_EXERCISE_.
Leave out the pictures and return every entry exactly as it appears.

_GIVEN INFORMATION_.
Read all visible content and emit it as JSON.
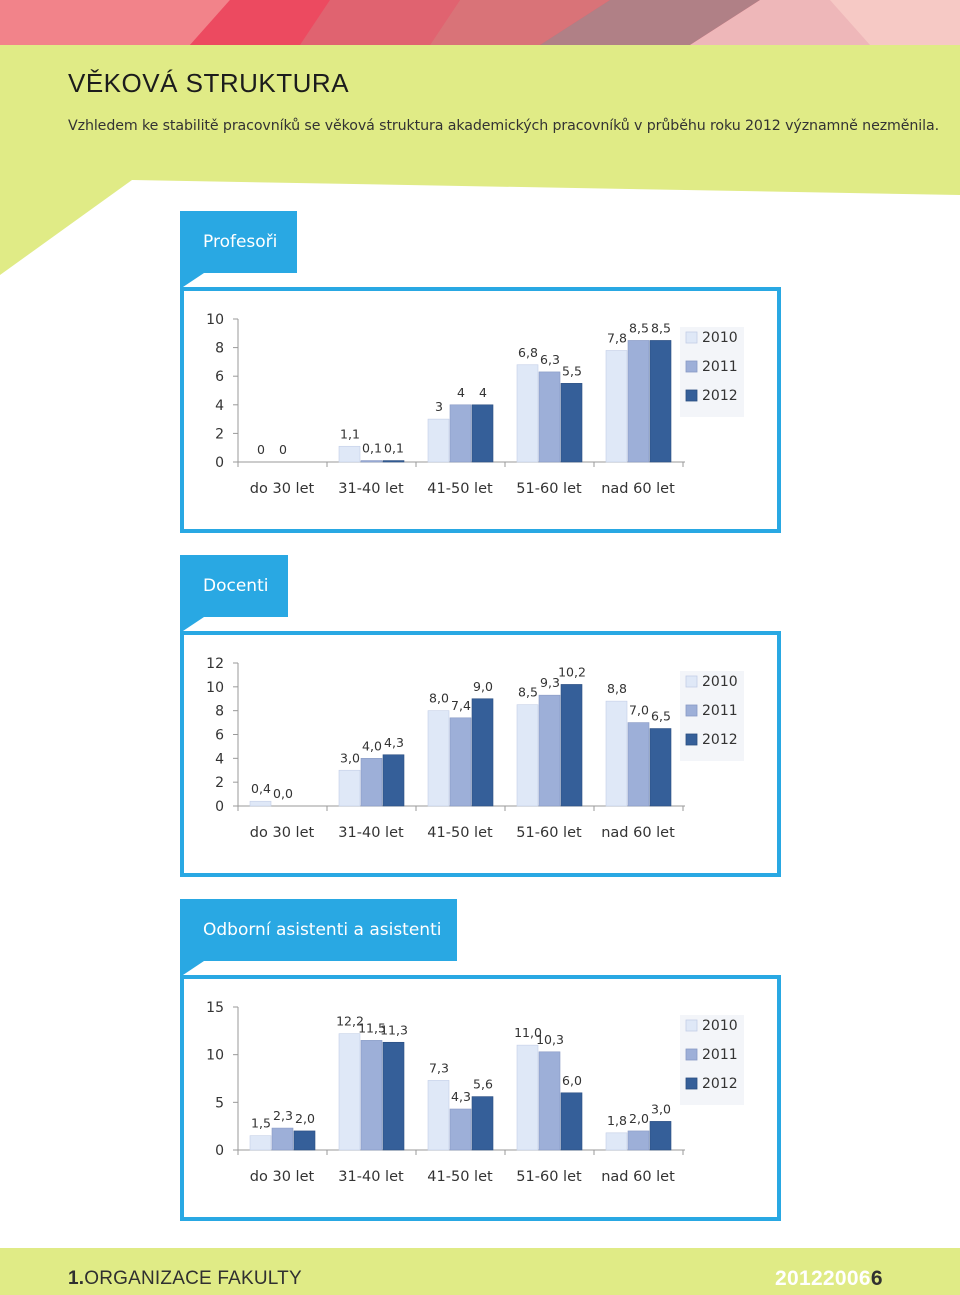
{
  "page": {
    "title": "VĚKOVÁ STRUKTURA",
    "intro": "Vzhledem ke stabilitě pracovníků se věková struktura akademických pracovníků v průběhu roku 2012 významně nezměnila."
  },
  "colors": {
    "accent": "#29a8e3",
    "band": "#e0eb86",
    "series_2010": "#dfe8f7",
    "series_2011": "#9dafd8",
    "series_2012": "#355f99"
  },
  "footer": {
    "chapter_number": "1.",
    "chapter_name": "ORGANIZACE FAKULTY",
    "year_text": "201220",
    "page_fragment": "06",
    "page_number": "6"
  },
  "chart_data": [
    {
      "type": "bar",
      "title": "Profesoři",
      "categories": [
        "do 30 let",
        "31-40 let",
        "41-50 let",
        "51-60 let",
        "nad 60 let"
      ],
      "series": [
        {
          "name": "2010",
          "values": [
            0,
            1.1,
            3,
            6.8,
            7.8
          ],
          "labels": [
            "0",
            "1,1",
            "3",
            "6,8",
            "7,8"
          ]
        },
        {
          "name": "2011",
          "values": [
            0,
            0.1,
            4,
            6.3,
            8.5
          ],
          "labels": [
            "0",
            "0,1",
            "4",
            "6,3",
            "8,5"
          ]
        },
        {
          "name": "2012",
          "values": [
            null,
            0.1,
            4,
            5.5,
            8.5
          ],
          "labels": [
            "",
            "0,1",
            "4",
            "5,5",
            "8,5"
          ]
        }
      ],
      "yticks": [
        "0",
        "2",
        "4",
        "6",
        "8",
        "10"
      ],
      "ylim": [
        0,
        10
      ],
      "legend": "right"
    },
    {
      "type": "bar",
      "title": "Docenti",
      "categories": [
        "do 30 let",
        "31-40 let",
        "41-50 let",
        "51-60 let",
        "nad 60 let"
      ],
      "series": [
        {
          "name": "2010",
          "values": [
            0.4,
            3.0,
            8.0,
            8.5,
            8.8
          ],
          "labels": [
            "0,4",
            "3,0",
            "8,0",
            "8,5",
            "8,8"
          ]
        },
        {
          "name": "2011",
          "values": [
            0.0,
            4.0,
            7.4,
            9.3,
            7.0
          ],
          "labels": [
            "0,0",
            "4,0",
            "7,4",
            "9,3",
            "7,0"
          ]
        },
        {
          "name": "2012",
          "values": [
            null,
            4.3,
            9.0,
            10.2,
            6.5
          ],
          "labels": [
            "",
            "4,3",
            "9,0",
            "10,2",
            "6,5"
          ]
        }
      ],
      "yticks": [
        "0",
        "2",
        "4",
        "6",
        "8",
        "10",
        "12"
      ],
      "ylim": [
        0,
        12
      ],
      "legend": "right"
    },
    {
      "type": "bar",
      "title": "Odborní asistenti a asistenti",
      "categories": [
        "do 30 let",
        "31-40 let",
        "41-50 let",
        "51-60 let",
        "nad 60 let"
      ],
      "series": [
        {
          "name": "2010",
          "values": [
            1.5,
            12.2,
            7.3,
            11.0,
            1.8
          ],
          "labels": [
            "1,5",
            "12,2",
            "7,3",
            "11,0",
            "1,8"
          ]
        },
        {
          "name": "2011",
          "values": [
            2.3,
            11.5,
            4.3,
            10.3,
            2.0
          ],
          "labels": [
            "2,3",
            "11,5",
            "4,3",
            "10,3",
            "2,0"
          ]
        },
        {
          "name": "2012",
          "values": [
            2.0,
            11.3,
            5.6,
            6.0,
            3.0
          ],
          "labels": [
            "2,0",
            "11,3",
            "5,6",
            "6,0",
            "3,0"
          ]
        }
      ],
      "yticks": [
        "0",
        "5",
        "10",
        "15"
      ],
      "ylim": [
        0,
        15
      ],
      "legend": "right"
    }
  ]
}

_WORKED ANSWER_.
Read all visible content and emit it as JSON.
{
  "page": {
    "title": "VĚKOVÁ STRUKTURA",
    "intro": "Vzhledem ke stabilitě pracovníků se věková struktura akademických pracovníků v průběhu roku 2012 významně nezměnila."
  },
  "colors": {
    "accent": "#29a8e3",
    "band": "#e0eb86",
    "series_2010": "#dfe8f7",
    "series_2011": "#9dafd8",
    "series_2012": "#355f99"
  },
  "footer": {
    "chapter_number": "1.",
    "chapter_name": "ORGANIZACE FAKULTY",
    "year_text": "201220",
    "page_fragment": "06",
    "page_number": "6"
  },
  "chart_data": [
    {
      "type": "bar",
      "title": "Profesoři",
      "categories": [
        "do 30 let",
        "31-40 let",
        "41-50 let",
        "51-60 let",
        "nad 60 let"
      ],
      "series": [
        {
          "name": "2010",
          "values": [
            0,
            1.1,
            3,
            6.8,
            7.8
          ],
          "labels": [
            "0",
            "1,1",
            "3",
            "6,8",
            "7,8"
          ]
        },
        {
          "name": "2011",
          "values": [
            0,
            0.1,
            4,
            6.3,
            8.5
          ],
          "labels": [
            "0",
            "0,1",
            "4",
            "6,3",
            "8,5"
          ]
        },
        {
          "name": "2012",
          "values": [
            null,
            0.1,
            4,
            5.5,
            8.5
          ],
          "labels": [
            "",
            "0,1",
            "4",
            "5,5",
            "8,5"
          ]
        }
      ],
      "yticks": [
        "0",
        "2",
        "4",
        "6",
        "8",
        "10"
      ],
      "ylim": [
        0,
        10
      ],
      "legend": "right"
    },
    {
      "type": "bar",
      "title": "Docenti",
      "categories": [
        "do 30 let",
        "31-40 let",
        "41-50 let",
        "51-60 let",
        "nad 60 let"
      ],
      "series": [
        {
          "name": "2010",
          "values": [
            0.4,
            3.0,
            8.0,
            8.5,
            8.8
          ],
          "labels": [
            "0,4",
            "3,0",
            "8,0",
            "8,5",
            "8,8"
          ]
        },
        {
          "name": "2011",
          "values": [
            0.0,
            4.0,
            7.4,
            9.3,
            7.0
          ],
          "labels": [
            "0,0",
            "4,0",
            "7,4",
            "9,3",
            "7,0"
          ]
        },
        {
          "name": "2012",
          "values": [
            null,
            4.3,
            9.0,
            10.2,
            6.5
          ],
          "labels": [
            "",
            "4,3",
            "9,0",
            "10,2",
            "6,5"
          ]
        }
      ],
      "yticks": [
        "0",
        "2",
        "4",
        "6",
        "8",
        "10",
        "12"
      ],
      "ylim": [
        0,
        12
      ],
      "legend": "right"
    },
    {
      "type": "bar",
      "title": "Odborní asistenti a asistenti",
      "categories": [
        "do 30 let",
        "31-40 let",
        "41-50 let",
        "51-60 let",
        "nad 60 let"
      ],
      "series": [
        {
          "name": "2010",
          "values": [
            1.5,
            12.2,
            7.3,
            11.0,
            1.8
          ],
          "labels": [
            "1,5",
            "12,2",
            "7,3",
            "11,0",
            "1,8"
          ]
        },
        {
          "name": "2011",
          "values": [
            2.3,
            11.5,
            4.3,
            10.3,
            2.0
          ],
          "labels": [
            "2,3",
            "11,5",
            "4,3",
            "10,3",
            "2,0"
          ]
        },
        {
          "name": "2012",
          "values": [
            2.0,
            11.3,
            5.6,
            6.0,
            3.0
          ],
          "labels": [
            "2,0",
            "11,3",
            "5,6",
            "6,0",
            "3,0"
          ]
        }
      ],
      "yticks": [
        "0",
        "5",
        "10",
        "15"
      ],
      "ylim": [
        0,
        15
      ],
      "legend": "right"
    }
  ]
}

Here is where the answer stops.